Given instruction: Check each line of the entries below for the string "California"; copy every line where it appears.

Listed records:
# # # # #
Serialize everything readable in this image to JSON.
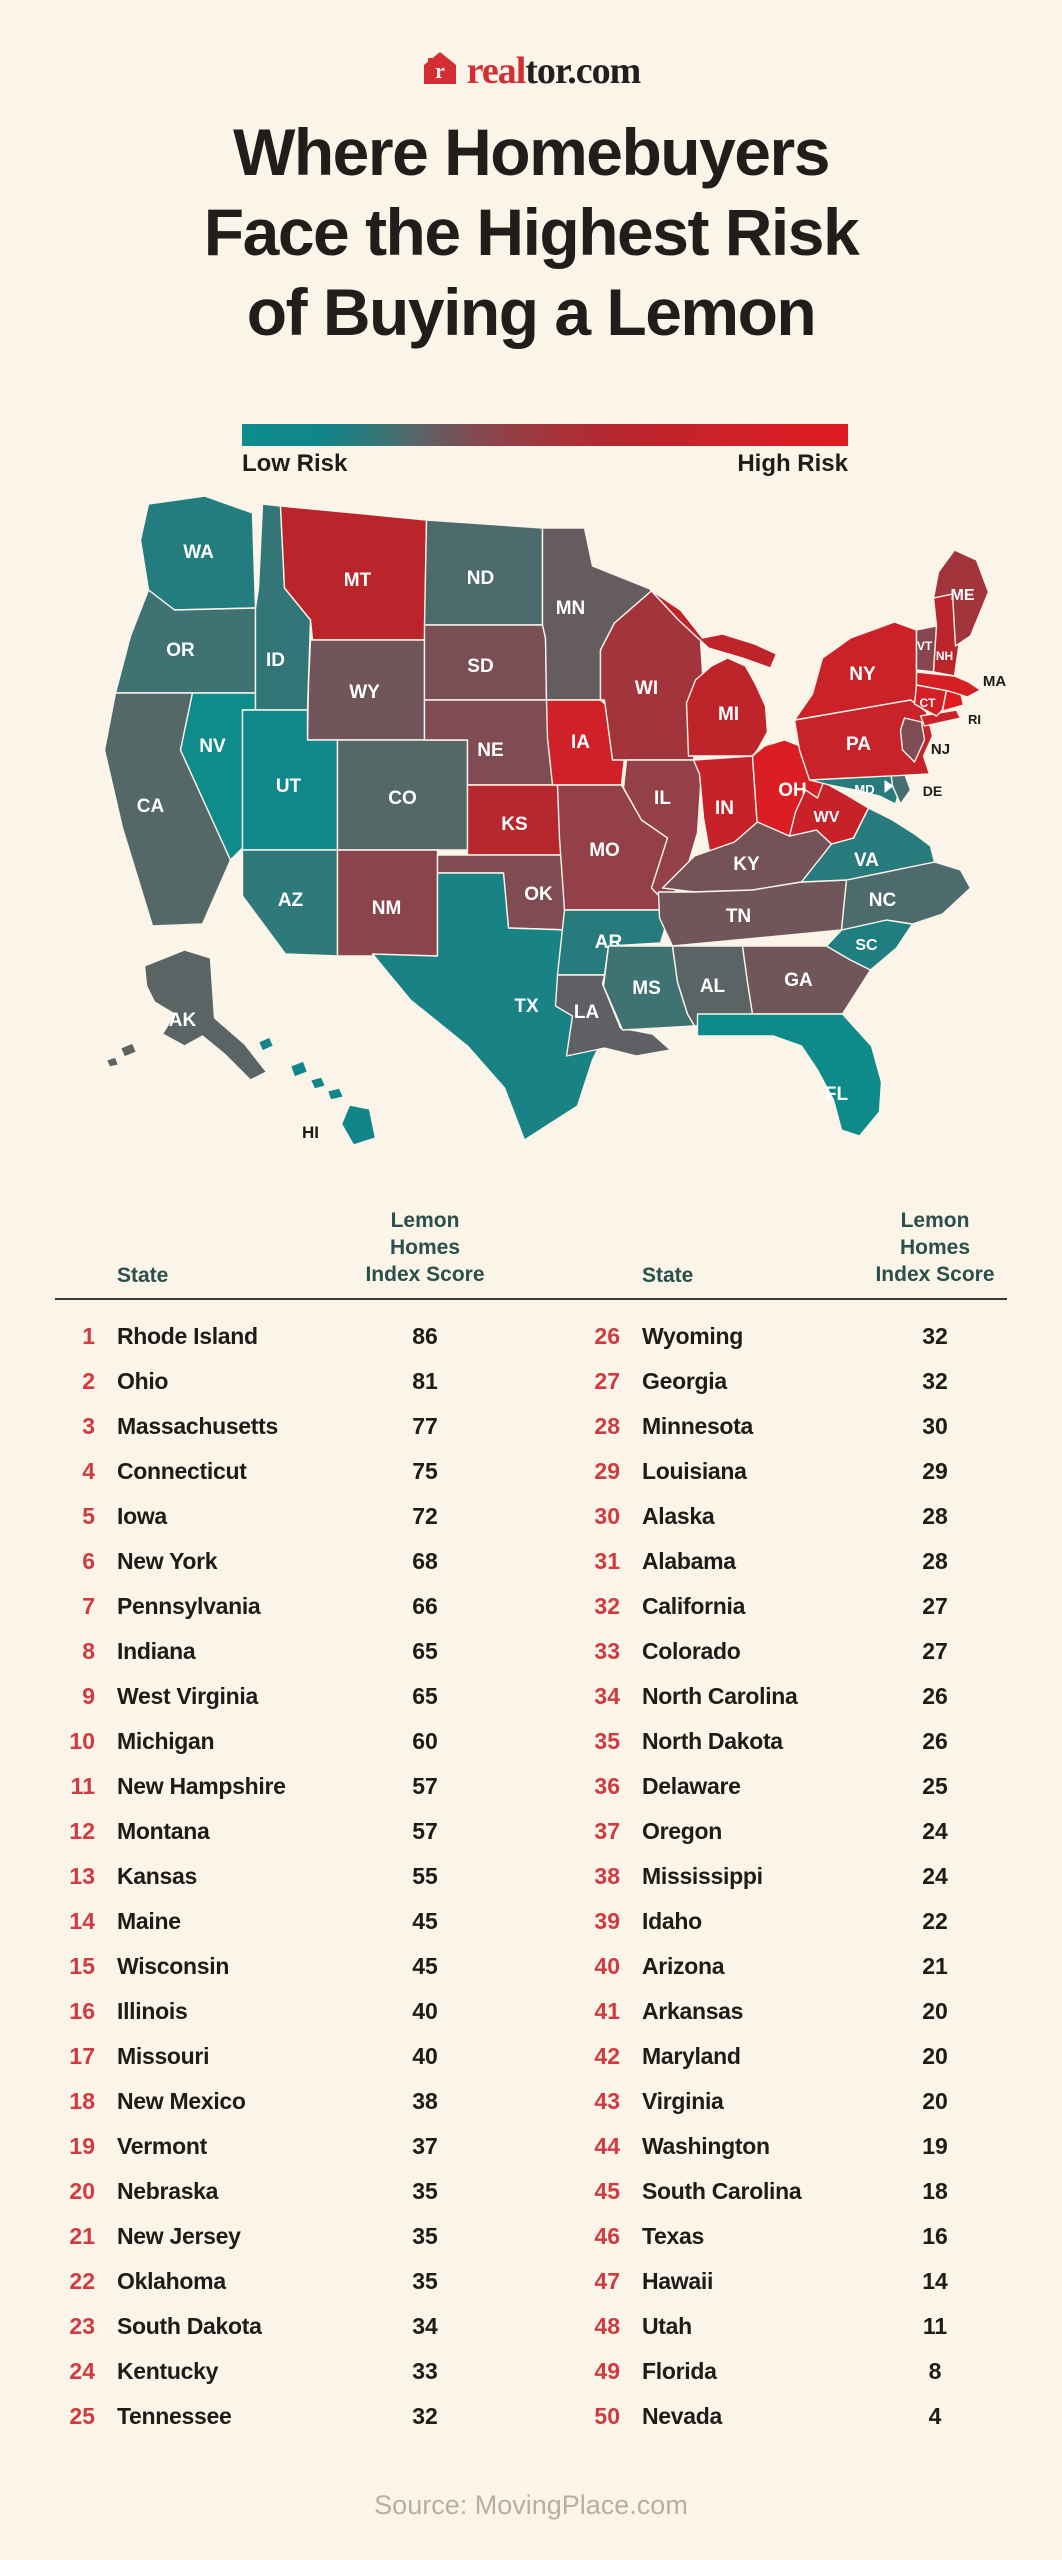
{
  "colors": {
    "background": "#FAF4E9",
    "title": "#201D1B",
    "logo_red": "#D42D33",
    "logo_dark": "#231F20",
    "rank_red": "#D13B40",
    "header_green": "#2B4F4A",
    "text_black": "#1E1B19",
    "divider": "#3B3734",
    "source_gray": "#B7AFA3",
    "map_label_white": "#FFFFFF"
  },
  "logo": {
    "icon": "realtor-house-icon",
    "brand_red_part": "real",
    "brand_dark_part": "tor.com"
  },
  "title": {
    "lines": [
      "Where Homebuyers",
      "Face the Highest Risk",
      "of Buying a Lemon"
    ]
  },
  "legend": {
    "low_label": "Low Risk",
    "high_label": "High Risk",
    "scale": [
      [
        4,
        "#0E8C8C"
      ],
      [
        14,
        "#10868A"
      ],
      [
        19,
        "#237D7E"
      ],
      [
        24,
        "#3E7273"
      ],
      [
        27,
        "#546868"
      ],
      [
        30,
        "#655C60"
      ],
      [
        34,
        "#7A4E55"
      ],
      [
        38,
        "#8C444C"
      ],
      [
        42,
        "#9A3B43"
      ],
      [
        47,
        "#A83138"
      ],
      [
        57,
        "#BA252C"
      ],
      [
        65,
        "#C7222A"
      ],
      [
        72,
        "#D02028"
      ],
      [
        79,
        "#D81D24"
      ],
      [
        86,
        "#DF1A21"
      ]
    ]
  },
  "map": {
    "states": [
      {
        "abbr": "WA",
        "name": "Washington",
        "score": 19
      },
      {
        "abbr": "OR",
        "name": "Oregon",
        "score": 24
      },
      {
        "abbr": "CA",
        "name": "California",
        "score": 27
      },
      {
        "abbr": "NV",
        "name": "Nevada",
        "score": 4
      },
      {
        "abbr": "ID",
        "name": "Idaho",
        "score": 22
      },
      {
        "abbr": "MT",
        "name": "Montana",
        "score": 57
      },
      {
        "abbr": "WY",
        "name": "Wyoming",
        "score": 32
      },
      {
        "abbr": "UT",
        "name": "Utah",
        "score": 11
      },
      {
        "abbr": "AZ",
        "name": "Arizona",
        "score": 21
      },
      {
        "abbr": "CO",
        "name": "Colorado",
        "score": 27
      },
      {
        "abbr": "NM",
        "name": "New Mexico",
        "score": 38
      },
      {
        "abbr": "ND",
        "name": "North Dakota",
        "score": 26
      },
      {
        "abbr": "SD",
        "name": "South Dakota",
        "score": 34
      },
      {
        "abbr": "NE",
        "name": "Nebraska",
        "score": 35
      },
      {
        "abbr": "KS",
        "name": "Kansas",
        "score": 55
      },
      {
        "abbr": "OK",
        "name": "Oklahoma",
        "score": 35
      },
      {
        "abbr": "TX",
        "name": "Texas",
        "score": 16
      },
      {
        "abbr": "MN",
        "name": "Minnesota",
        "score": 30
      },
      {
        "abbr": "IA",
        "name": "Iowa",
        "score": 72
      },
      {
        "abbr": "MO",
        "name": "Missouri",
        "score": 40
      },
      {
        "abbr": "AR",
        "name": "Arkansas",
        "score": 20
      },
      {
        "abbr": "LA",
        "name": "Louisiana",
        "score": 29
      },
      {
        "abbr": "WI",
        "name": "Wisconsin",
        "score": 45
      },
      {
        "abbr": "IL",
        "name": "Illinois",
        "score": 40
      },
      {
        "abbr": "IN",
        "name": "Indiana",
        "score": 65
      },
      {
        "abbr": "OH",
        "name": "Ohio",
        "score": 81
      },
      {
        "abbr": "MI",
        "name": "Michigan",
        "score": 60
      },
      {
        "abbr": "KY",
        "name": "Kentucky",
        "score": 33
      },
      {
        "abbr": "TN",
        "name": "Tennessee",
        "score": 32
      },
      {
        "abbr": "MS",
        "name": "Mississippi",
        "score": 24
      },
      {
        "abbr": "AL",
        "name": "Alabama",
        "score": 28
      },
      {
        "abbr": "GA",
        "name": "Georgia",
        "score": 32
      },
      {
        "abbr": "FL",
        "name": "Florida",
        "score": 8
      },
      {
        "abbr": "SC",
        "name": "South Carolina",
        "score": 18
      },
      {
        "abbr": "NC",
        "name": "North Carolina",
        "score": 26
      },
      {
        "abbr": "VA",
        "name": "Virginia",
        "score": 20
      },
      {
        "abbr": "WV",
        "name": "West Virginia",
        "score": 65
      },
      {
        "abbr": "MD",
        "name": "Maryland",
        "score": 20
      },
      {
        "abbr": "DE",
        "name": "Delaware",
        "score": 25
      },
      {
        "abbr": "PA",
        "name": "Pennsylvania",
        "score": 66
      },
      {
        "abbr": "NJ",
        "name": "New Jersey",
        "score": 35
      },
      {
        "abbr": "NY",
        "name": "New York",
        "score": 68
      },
      {
        "abbr": "CT",
        "name": "Connecticut",
        "score": 75
      },
      {
        "abbr": "RI",
        "name": "Rhode Island",
        "score": 86
      },
      {
        "abbr": "MA",
        "name": "Massachusetts",
        "score": 77
      },
      {
        "abbr": "VT",
        "name": "Vermont",
        "score": 37
      },
      {
        "abbr": "NH",
        "name": "New Hampshire",
        "score": 57
      },
      {
        "abbr": "ME",
        "name": "Maine",
        "score": 45
      },
      {
        "abbr": "AK",
        "name": "Alaska",
        "score": 28
      },
      {
        "abbr": "HI",
        "name": "Hawaii",
        "score": 14
      }
    ]
  },
  "table": {
    "headers": {
      "state": "State",
      "score_line1": "Lemon Homes",
      "score_line2": "Index Score"
    },
    "rows": [
      {
        "rank": 1,
        "state": "Rhode Island",
        "score": 86
      },
      {
        "rank": 2,
        "state": "Ohio",
        "score": 81
      },
      {
        "rank": 3,
        "state": "Massachusetts",
        "score": 77
      },
      {
        "rank": 4,
        "state": "Connecticut",
        "score": 75
      },
      {
        "rank": 5,
        "state": "Iowa",
        "score": 72
      },
      {
        "rank": 6,
        "state": "New York",
        "score": 68
      },
      {
        "rank": 7,
        "state": "Pennsylvania",
        "score": 66
      },
      {
        "rank": 8,
        "state": "Indiana",
        "score": 65
      },
      {
        "rank": 9,
        "state": "West Virginia",
        "score": 65
      },
      {
        "rank": 10,
        "state": "Michigan",
        "score": 60
      },
      {
        "rank": 11,
        "state": "New Hampshire",
        "score": 57
      },
      {
        "rank": 12,
        "state": "Montana",
        "score": 57
      },
      {
        "rank": 13,
        "state": "Kansas",
        "score": 55
      },
      {
        "rank": 14,
        "state": "Maine",
        "score": 45
      },
      {
        "rank": 15,
        "state": "Wisconsin",
        "score": 45
      },
      {
        "rank": 16,
        "state": "Illinois",
        "score": 40
      },
      {
        "rank": 17,
        "state": "Missouri",
        "score": 40
      },
      {
        "rank": 18,
        "state": "New Mexico",
        "score": 38
      },
      {
        "rank": 19,
        "state": "Vermont",
        "score": 37
      },
      {
        "rank": 20,
        "state": "Nebraska",
        "score": 35
      },
      {
        "rank": 21,
        "state": "New Jersey",
        "score": 35
      },
      {
        "rank": 22,
        "state": "Oklahoma",
        "score": 35
      },
      {
        "rank": 23,
        "state": "South Dakota",
        "score": 34
      },
      {
        "rank": 24,
        "state": "Kentucky",
        "score": 33
      },
      {
        "rank": 25,
        "state": "Tennessee",
        "score": 32
      },
      {
        "rank": 26,
        "state": "Wyoming",
        "score": 32
      },
      {
        "rank": 27,
        "state": "Georgia",
        "score": 32
      },
      {
        "rank": 28,
        "state": "Minnesota",
        "score": 30
      },
      {
        "rank": 29,
        "state": "Louisiana",
        "score": 29
      },
      {
        "rank": 30,
        "state": "Alaska",
        "score": 28
      },
      {
        "rank": 31,
        "state": "Alabama",
        "score": 28
      },
      {
        "rank": 32,
        "state": "California",
        "score": 27
      },
      {
        "rank": 33,
        "state": "Colorado",
        "score": 27
      },
      {
        "rank": 34,
        "state": "North Carolina",
        "score": 26
      },
      {
        "rank": 35,
        "state": "North Dakota",
        "score": 26
      },
      {
        "rank": 36,
        "state": "Delaware",
        "score": 25
      },
      {
        "rank": 37,
        "state": "Oregon",
        "score": 24
      },
      {
        "rank": 38,
        "state": "Mississippi",
        "score": 24
      },
      {
        "rank": 39,
        "state": "Idaho",
        "score": 22
      },
      {
        "rank": 40,
        "state": "Arizona",
        "score": 21
      },
      {
        "rank": 41,
        "state": "Arkansas",
        "score": 20
      },
      {
        "rank": 42,
        "state": "Maryland",
        "score": 20
      },
      {
        "rank": 43,
        "state": "Virginia",
        "score": 20
      },
      {
        "rank": 44,
        "state": "Washington",
        "score": 19
      },
      {
        "rank": 45,
        "state": "South Carolina",
        "score": 18
      },
      {
        "rank": 46,
        "state": "Texas",
        "score": 16
      },
      {
        "rank": 47,
        "state": "Hawaii",
        "score": 14
      },
      {
        "rank": 48,
        "state": "Utah",
        "score": 11
      },
      {
        "rank": 49,
        "state": "Florida",
        "score": 8
      },
      {
        "rank": 50,
        "state": "Nevada",
        "score": 4
      }
    ]
  },
  "footer": {
    "source": "Source: MovingPlace.com"
  },
  "chart_data": {
    "type": "heatmap",
    "subtype": "us-choropleth",
    "title": "Where Homebuyers Face the Highest Risk of Buying a Lemon",
    "metric": "Lemon Homes Index Score",
    "legend": {
      "low": "Low Risk",
      "high": "High Risk"
    },
    "value_range": [
      4,
      86
    ],
    "categories": [
      "Rhode Island",
      "Ohio",
      "Massachusetts",
      "Connecticut",
      "Iowa",
      "New York",
      "Pennsylvania",
      "Indiana",
      "West Virginia",
      "Michigan",
      "New Hampshire",
      "Montana",
      "Kansas",
      "Maine",
      "Wisconsin",
      "Illinois",
      "Missouri",
      "New Mexico",
      "Vermont",
      "Nebraska",
      "New Jersey",
      "Oklahoma",
      "South Dakota",
      "Kentucky",
      "Tennessee",
      "Wyoming",
      "Georgia",
      "Minnesota",
      "Louisiana",
      "Alaska",
      "Alabama",
      "California",
      "Colorado",
      "North Carolina",
      "North Dakota",
      "Delaware",
      "Oregon",
      "Mississippi",
      "Idaho",
      "Arizona",
      "Arkansas",
      "Maryland",
      "Virginia",
      "Washington",
      "South Carolina",
      "Texas",
      "Hawaii",
      "Utah",
      "Florida",
      "Nevada"
    ],
    "values": [
      86,
      81,
      77,
      75,
      72,
      68,
      66,
      65,
      65,
      60,
      57,
      57,
      55,
      45,
      45,
      40,
      40,
      38,
      37,
      35,
      35,
      35,
      34,
      33,
      32,
      32,
      32,
      30,
      29,
      28,
      28,
      27,
      27,
      26,
      26,
      25,
      24,
      24,
      22,
      21,
      20,
      20,
      20,
      19,
      18,
      16,
      14,
      11,
      8,
      4
    ],
    "source": "Source: MovingPlace.com"
  }
}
# # # # #
Exercise solution:
        "name": "California",
        "state": "California",
      "California",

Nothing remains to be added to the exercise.